- [What the task requires] Search the entries for the word "Google" and pull out each line that has it.

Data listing
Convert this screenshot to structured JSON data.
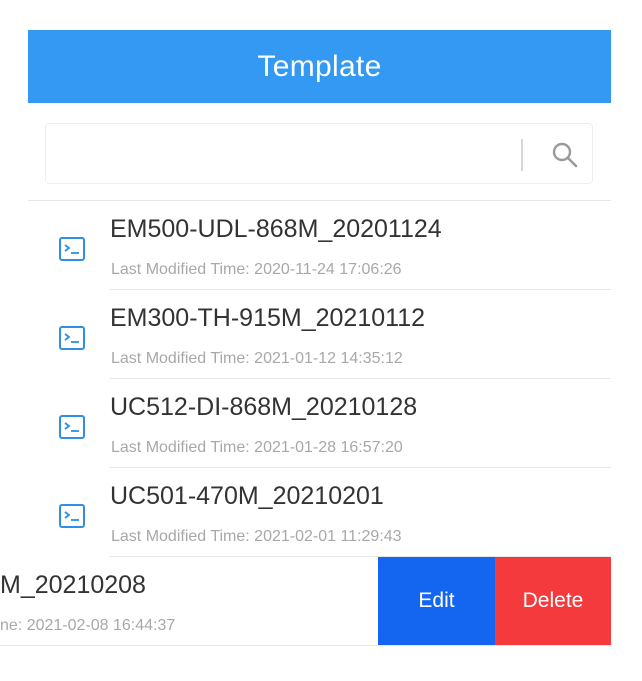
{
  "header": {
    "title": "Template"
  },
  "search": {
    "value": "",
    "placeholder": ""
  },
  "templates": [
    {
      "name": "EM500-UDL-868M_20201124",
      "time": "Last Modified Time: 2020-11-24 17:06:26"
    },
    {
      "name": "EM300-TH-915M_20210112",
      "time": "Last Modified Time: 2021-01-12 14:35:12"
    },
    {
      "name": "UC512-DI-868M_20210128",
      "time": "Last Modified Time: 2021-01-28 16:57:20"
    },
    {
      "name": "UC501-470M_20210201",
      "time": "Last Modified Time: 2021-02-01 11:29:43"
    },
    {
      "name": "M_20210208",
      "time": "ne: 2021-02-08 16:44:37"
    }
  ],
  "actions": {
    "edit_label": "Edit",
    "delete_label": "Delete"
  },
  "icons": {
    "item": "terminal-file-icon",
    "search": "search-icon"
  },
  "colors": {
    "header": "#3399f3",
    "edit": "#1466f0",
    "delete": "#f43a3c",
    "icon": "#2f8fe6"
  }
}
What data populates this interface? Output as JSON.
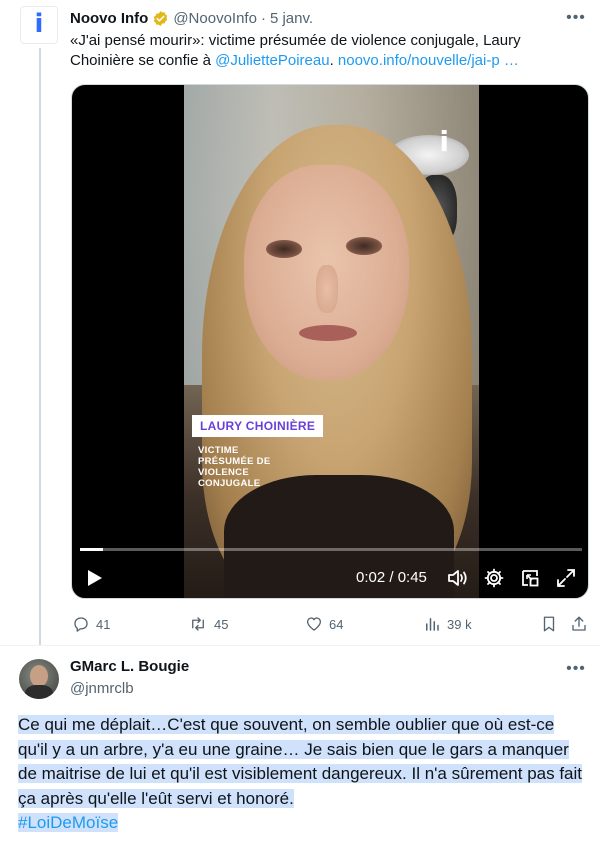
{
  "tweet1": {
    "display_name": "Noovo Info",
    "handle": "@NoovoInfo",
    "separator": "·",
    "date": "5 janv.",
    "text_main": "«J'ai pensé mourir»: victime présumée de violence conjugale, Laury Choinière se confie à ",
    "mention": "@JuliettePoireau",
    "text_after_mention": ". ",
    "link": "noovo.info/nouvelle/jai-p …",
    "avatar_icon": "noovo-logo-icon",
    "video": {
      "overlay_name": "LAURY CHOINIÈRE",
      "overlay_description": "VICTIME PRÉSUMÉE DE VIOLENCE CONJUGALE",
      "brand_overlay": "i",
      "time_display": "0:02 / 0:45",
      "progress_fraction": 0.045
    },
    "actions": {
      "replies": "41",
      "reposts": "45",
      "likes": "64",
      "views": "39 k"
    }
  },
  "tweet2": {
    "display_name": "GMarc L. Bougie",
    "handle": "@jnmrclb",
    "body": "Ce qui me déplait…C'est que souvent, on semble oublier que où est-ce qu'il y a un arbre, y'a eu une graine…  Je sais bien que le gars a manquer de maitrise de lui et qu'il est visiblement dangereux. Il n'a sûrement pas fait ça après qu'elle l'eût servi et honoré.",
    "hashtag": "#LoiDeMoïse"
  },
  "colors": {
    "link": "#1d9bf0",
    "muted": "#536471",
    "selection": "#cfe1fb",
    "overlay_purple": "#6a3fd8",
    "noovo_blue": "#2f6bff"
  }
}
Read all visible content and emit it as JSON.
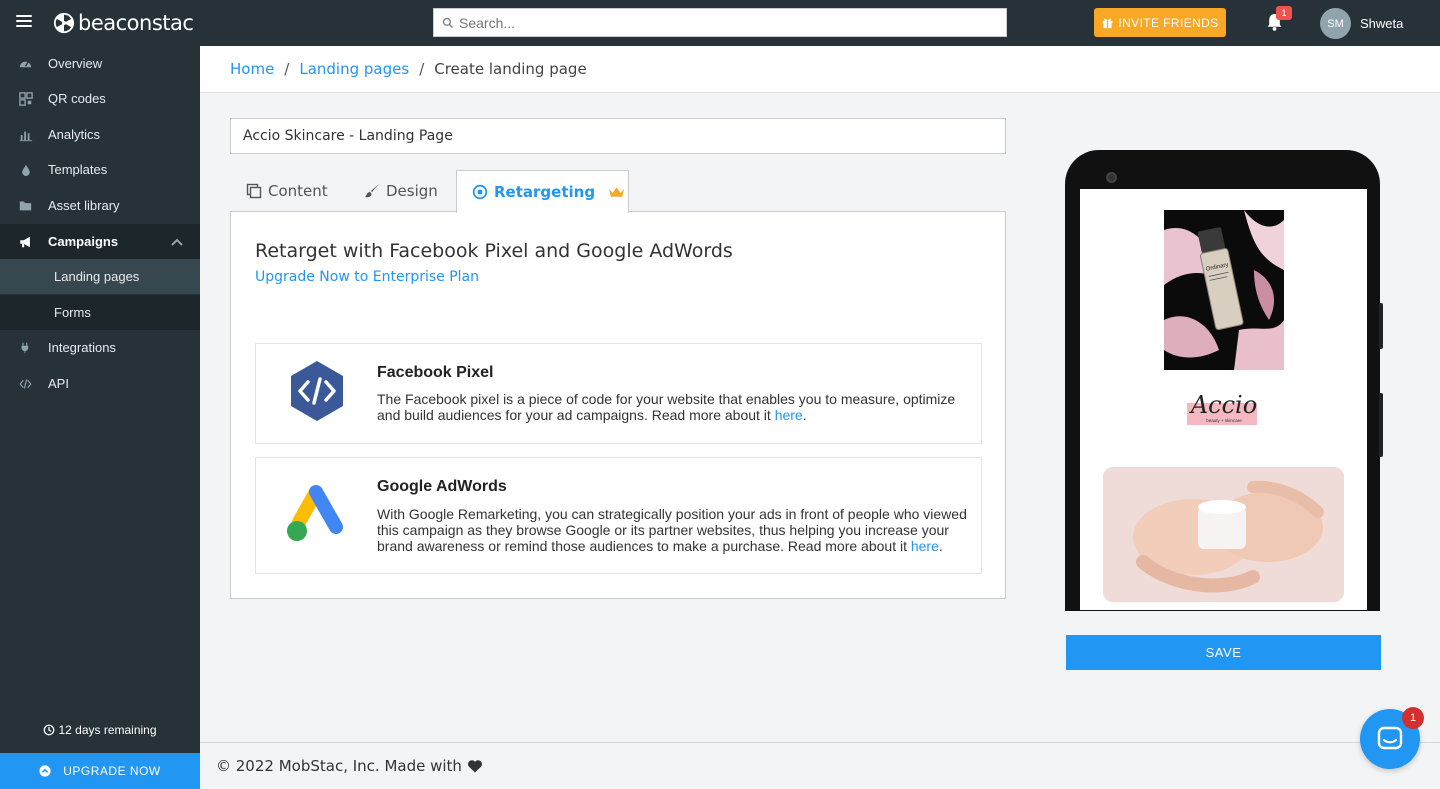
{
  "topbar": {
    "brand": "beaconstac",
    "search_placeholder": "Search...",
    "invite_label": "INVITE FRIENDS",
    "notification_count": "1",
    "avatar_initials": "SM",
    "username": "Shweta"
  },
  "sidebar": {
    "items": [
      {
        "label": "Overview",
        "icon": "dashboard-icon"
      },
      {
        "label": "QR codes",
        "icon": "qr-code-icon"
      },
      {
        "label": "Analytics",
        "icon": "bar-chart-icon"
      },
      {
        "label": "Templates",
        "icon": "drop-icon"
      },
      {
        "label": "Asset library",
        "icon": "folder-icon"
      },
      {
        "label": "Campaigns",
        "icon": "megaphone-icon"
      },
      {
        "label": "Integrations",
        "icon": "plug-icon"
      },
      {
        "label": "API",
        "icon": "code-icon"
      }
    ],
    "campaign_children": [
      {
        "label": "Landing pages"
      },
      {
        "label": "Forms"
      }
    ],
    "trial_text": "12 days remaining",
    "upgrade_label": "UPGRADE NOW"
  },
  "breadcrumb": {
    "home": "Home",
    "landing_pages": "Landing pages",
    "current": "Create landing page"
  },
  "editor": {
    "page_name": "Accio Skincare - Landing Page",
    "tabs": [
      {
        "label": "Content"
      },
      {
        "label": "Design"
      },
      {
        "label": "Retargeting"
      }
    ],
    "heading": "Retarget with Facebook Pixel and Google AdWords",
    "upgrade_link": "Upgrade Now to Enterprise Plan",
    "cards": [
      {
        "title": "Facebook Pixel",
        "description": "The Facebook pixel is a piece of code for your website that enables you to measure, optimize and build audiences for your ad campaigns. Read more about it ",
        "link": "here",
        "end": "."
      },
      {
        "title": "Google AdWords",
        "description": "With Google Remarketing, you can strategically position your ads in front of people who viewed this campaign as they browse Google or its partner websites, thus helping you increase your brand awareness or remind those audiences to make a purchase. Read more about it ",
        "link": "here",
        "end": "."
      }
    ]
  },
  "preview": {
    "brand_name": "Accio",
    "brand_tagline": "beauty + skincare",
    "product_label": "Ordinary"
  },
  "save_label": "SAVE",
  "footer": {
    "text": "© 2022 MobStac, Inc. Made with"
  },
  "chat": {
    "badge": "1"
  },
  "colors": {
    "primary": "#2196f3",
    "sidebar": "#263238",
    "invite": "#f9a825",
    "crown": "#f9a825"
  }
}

- [Response for this exercise]
    "heading": "Retarget with Facebook Pixel and Google AdWords",
        "title": "Google AdWords",
        "description": "With Google Remarketing, you can strategically position your ads in front of people who viewed this campaign as they browse Google or its partner websites, thus helping you increase your brand awareness or remind those audiences to make a purchase. Read more about it ",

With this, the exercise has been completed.